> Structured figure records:
§
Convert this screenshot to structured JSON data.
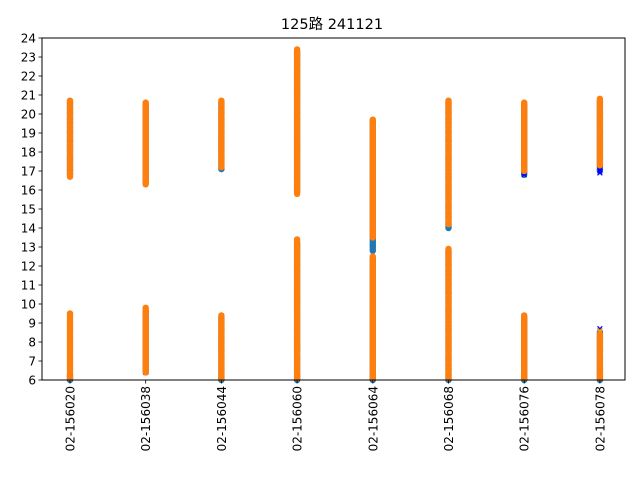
{
  "chart_data": {
    "type": "scatter",
    "title": "125路  241121",
    "xlabel": "",
    "ylabel": "",
    "categories": [
      "02-156020",
      "02-156038",
      "02-156044",
      "02-156060",
      "02-156064",
      "02-156068",
      "02-156076",
      "02-156078"
    ],
    "ylim": [
      6,
      24
    ],
    "yticks": [
      6,
      7,
      8,
      9,
      10,
      11,
      12,
      13,
      14,
      15,
      16,
      17,
      18,
      19,
      20,
      21,
      22,
      23,
      24
    ],
    "grid": false,
    "legend": "none",
    "series": [
      {
        "marker": "circle",
        "color": "#1f77b4",
        "ranges": [
          [
            [
              6.0,
              6.3
            ],
            [
              16.8,
              20.6
            ]
          ],
          [
            [
              6.4,
              9.6
            ],
            [
              16.4,
              20.5
            ]
          ],
          [
            [
              6.0,
              9.3
            ],
            [
              17.1,
              20.6
            ]
          ],
          [
            [
              6.0,
              13.2
            ],
            [
              15.9,
              23.3
            ]
          ],
          [
            [
              6.0,
              12.4
            ],
            [
              12.8,
              19.6
            ]
          ],
          [
            [
              6.0,
              12.8
            ],
            [
              14.0,
              20.6
            ]
          ],
          [
            [
              6.0,
              9.3
            ],
            [
              16.8,
              20.5
            ]
          ],
          [
            [
              6.0,
              8.5
            ],
            [
              17.0,
              20.7
            ]
          ]
        ]
      },
      {
        "marker": "x",
        "color": "#0000ff",
        "ranges": [
          [
            [
              6.1,
              9.0
            ]
          ],
          [
            [
              6.4,
              9.5
            ]
          ],
          [
            [
              6.2,
              9.2
            ]
          ],
          [
            [
              6.1,
              10.5
            ]
          ],
          [
            [
              6.1,
              9.0
            ]
          ],
          [
            [
              6.1,
              8.8
            ]
          ],
          [
            [
              6.3,
              9.0
            ],
            [
              16.8,
              17.1
            ]
          ],
          [
            [
              6.1,
              8.7
            ],
            [
              16.9,
              20.0
            ]
          ]
        ]
      },
      {
        "marker": "x",
        "color": "#ffa500",
        "ranges": [
          [
            [
              6.2,
              9.2
            ]
          ],
          [
            [
              6.5,
              9.4
            ]
          ],
          [
            [
              6.3,
              9.0
            ]
          ],
          [
            [
              6.2,
              9.0
            ]
          ],
          [
            [
              6.2,
              9.2
            ]
          ],
          [
            [
              6.2,
              9.1
            ]
          ],
          [
            [
              6.3,
              9.1
            ]
          ],
          [
            [
              6.2,
              8.6
            ]
          ]
        ]
      },
      {
        "marker": "circle",
        "color": "#ff7f0e",
        "ranges": [
          [
            [
              6.1,
              9.5
            ],
            [
              16.7,
              20.7
            ]
          ],
          [
            [
              6.4,
              9.8
            ],
            [
              16.3,
              20.6
            ]
          ],
          [
            [
              6.1,
              9.4
            ],
            [
              17.2,
              20.7
            ]
          ],
          [
            [
              6.1,
              13.4
            ],
            [
              15.8,
              23.4
            ]
          ],
          [
            [
              6.1,
              12.5
            ],
            [
              13.5,
              19.7
            ]
          ],
          [
            [
              6.1,
              12.9
            ],
            [
              14.2,
              20.7
            ]
          ],
          [
            [
              6.1,
              9.4
            ],
            [
              17.0,
              20.6
            ]
          ],
          [
            [
              6.1,
              8.4
            ],
            [
              17.3,
              20.8
            ]
          ]
        ]
      }
    ]
  }
}
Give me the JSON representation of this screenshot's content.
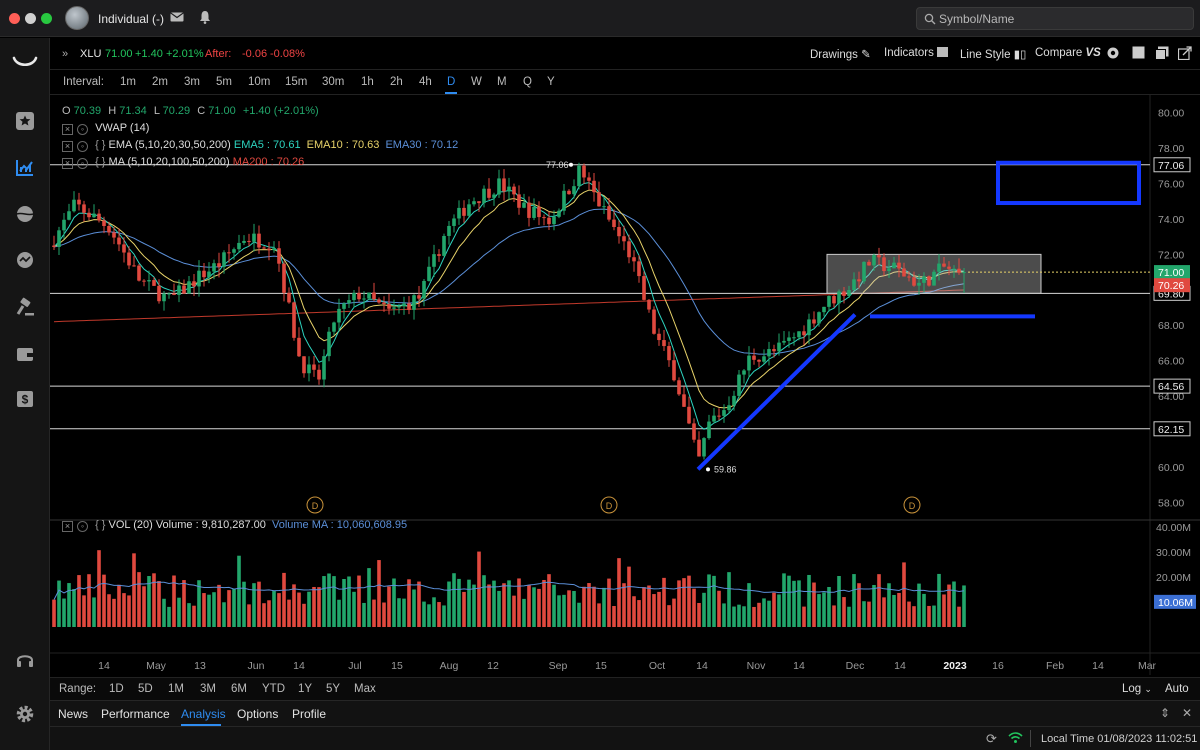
{
  "titlebar": {
    "account": "Individual (-)",
    "search_placeholder": "Symbol/Name"
  },
  "quote": {
    "symbol": "XLU",
    "price": "71.00",
    "change": "+1.40",
    "pct": "+2.01%",
    "after_label": "After:",
    "after_change": "-0.06",
    "after_pct": "-0.08%"
  },
  "toolbar": {
    "drawings": "Drawings",
    "indicators": "Indicators",
    "line_style": "Line Style",
    "compare": "Compare"
  },
  "intervals": {
    "label": "Interval:",
    "items": [
      "1m",
      "2m",
      "3m",
      "5m",
      "10m",
      "15m",
      "30m",
      "1h",
      "2h",
      "4h",
      "D",
      "W",
      "M",
      "Q",
      "Y"
    ],
    "active": "D"
  },
  "legend": {
    "ohlc": {
      "o_label": "O",
      "o": "70.39",
      "h_label": "H",
      "h": "71.34",
      "l_label": "L",
      "l": "70.29",
      "c_label": "C",
      "c": "71.00",
      "chg": "+1.40 (+2.01%)"
    },
    "vwap": "VWAP (14)",
    "ema": {
      "label": "EMA (5,10,20,30,50,200)",
      "ema5": "EMA5 : 70.61",
      "ema10": "EMA10 : 70.63",
      "ema30": "EMA30 : 70.12"
    },
    "ma": {
      "label": "MA (5,10,20,100,50,200)",
      "ma200": "MA200 : 70.26"
    },
    "vol": {
      "label": "VOL (20)",
      "volume": "Volume : 9,810,287.00",
      "volume_ma": "Volume MA : 10,060,608.95"
    }
  },
  "colors": {
    "up": "#22a66b",
    "down": "#e0493f",
    "ema5": "#2dd4bf",
    "ema10": "#e8d36a",
    "ema30": "#5b8fd8",
    "ma200": "#c0392b",
    "drawing": "#1438ff",
    "accent": "#2f8cf0"
  },
  "chart_data": {
    "type": "candlestick",
    "symbol": "XLU",
    "interval": "D",
    "price_axis_ticks": [
      "80.00",
      "78.00",
      "76.00",
      "74.00",
      "72.00",
      "70.00",
      "68.00",
      "66.00",
      "64.00",
      "62.00",
      "60.00",
      "58.00"
    ],
    "volume_axis_ticks": [
      "40.00M",
      "30.00M",
      "20.00M"
    ],
    "x_axis_labels": [
      "14",
      "May",
      "13",
      "Jun",
      "14",
      "Jul",
      "15",
      "Aug",
      "12",
      "Sep",
      "15",
      "Oct",
      "14",
      "Nov",
      "14",
      "Dec",
      "14",
      "2023",
      "16",
      "Feb",
      "14",
      "Mar"
    ],
    "horizontal_levels": [
      {
        "value": 77.06,
        "label": "77.06"
      },
      {
        "value": 69.8,
        "label": "69.80"
      },
      {
        "value": 64.56,
        "label": "64.56"
      },
      {
        "value": 62.15,
        "label": "62.15"
      }
    ],
    "price_tags": [
      {
        "value": 71.0,
        "label": "71.00",
        "color": "#22a66b"
      },
      {
        "value": 70.26,
        "label": "70.26",
        "color": "#e0493f"
      }
    ],
    "volume_ma_tag": "10.06M",
    "annotations": [
      {
        "type": "high_marker",
        "value": 77.06,
        "label": "77.06"
      },
      {
        "type": "low_marker",
        "value": 59.86,
        "label": "59.86"
      },
      {
        "type": "dividend",
        "label": "D"
      }
    ],
    "y_range": [
      57,
      81
    ],
    "last_close": 71.0
  },
  "range": {
    "label": "Range:",
    "items": [
      "1D",
      "5D",
      "1M",
      "3M",
      "6M",
      "YTD",
      "1Y",
      "5Y",
      "Max"
    ],
    "log": "Log",
    "auto": "Auto"
  },
  "tabs": [
    "News",
    "Performance",
    "Analysis",
    "Options",
    "Profile"
  ],
  "status": {
    "local_time": "Local Time 01/08/2023 11:02:51"
  }
}
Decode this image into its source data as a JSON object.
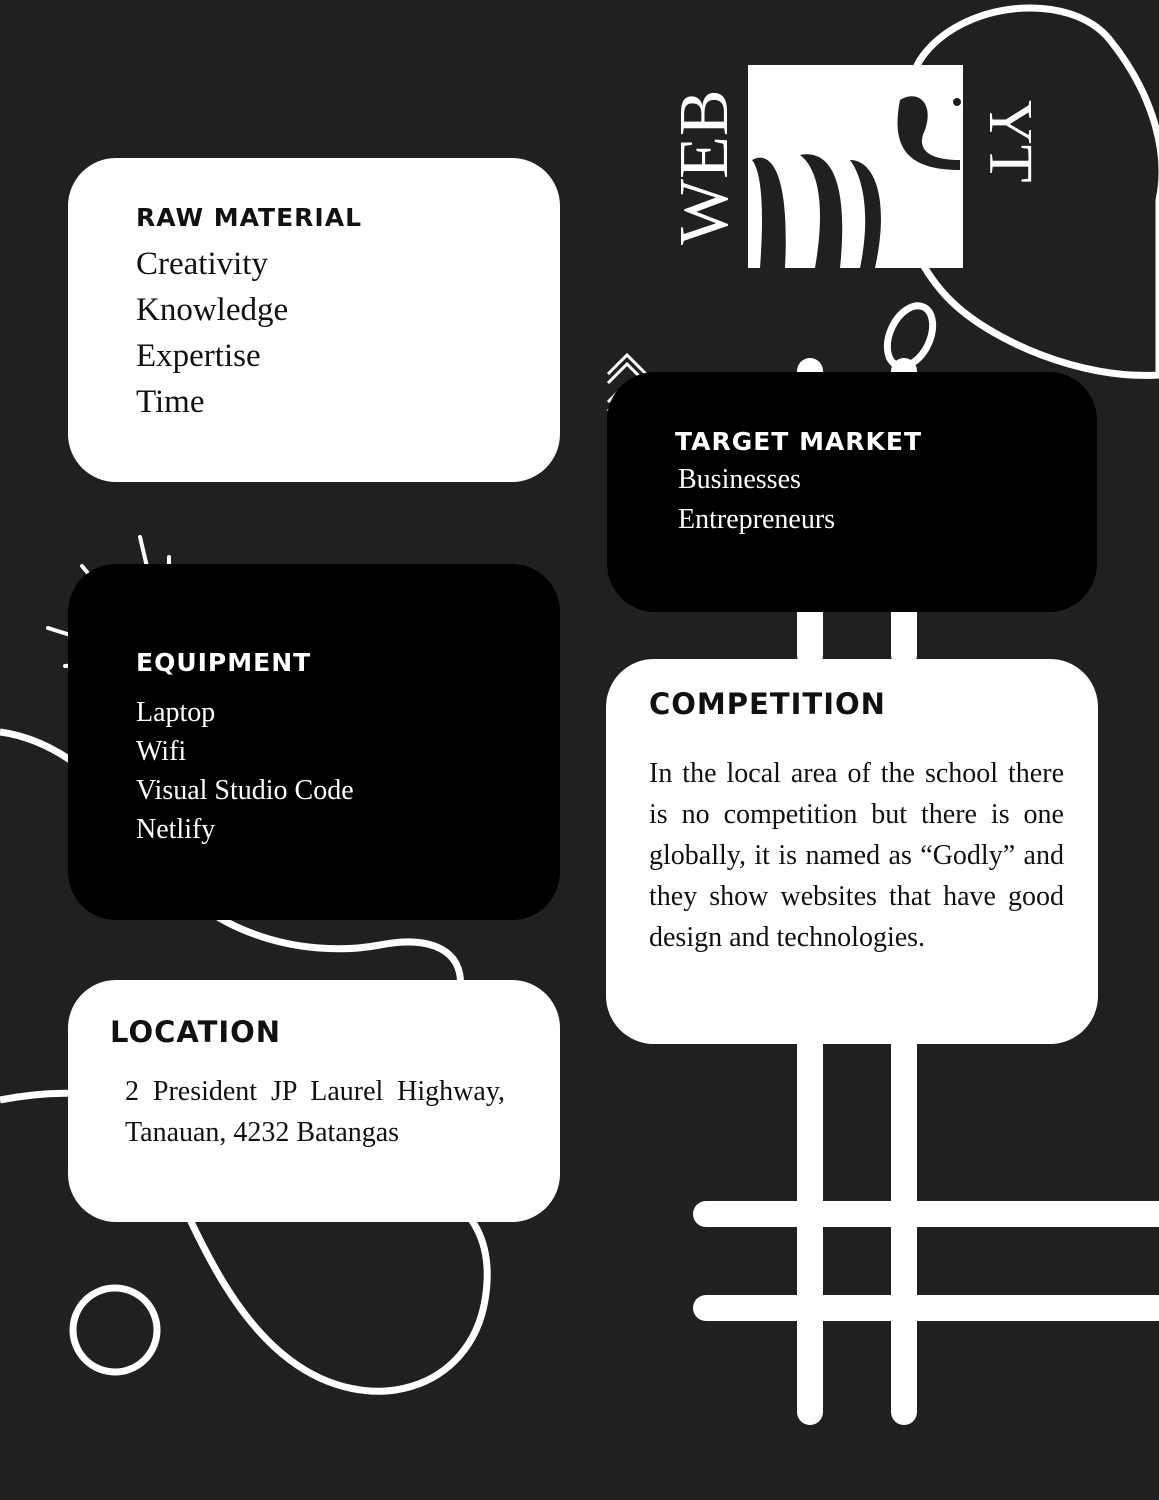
§
> Your task: Copy out each line that contains the word "value".

> Response to the task:
        "value": 77.06,
        "value": 69.8,
        "value": 64.56,
        "value": 62.15,
        "value": 71.0,
        "value": 70.26,
        "value": 77.06,
        "value": 59.86,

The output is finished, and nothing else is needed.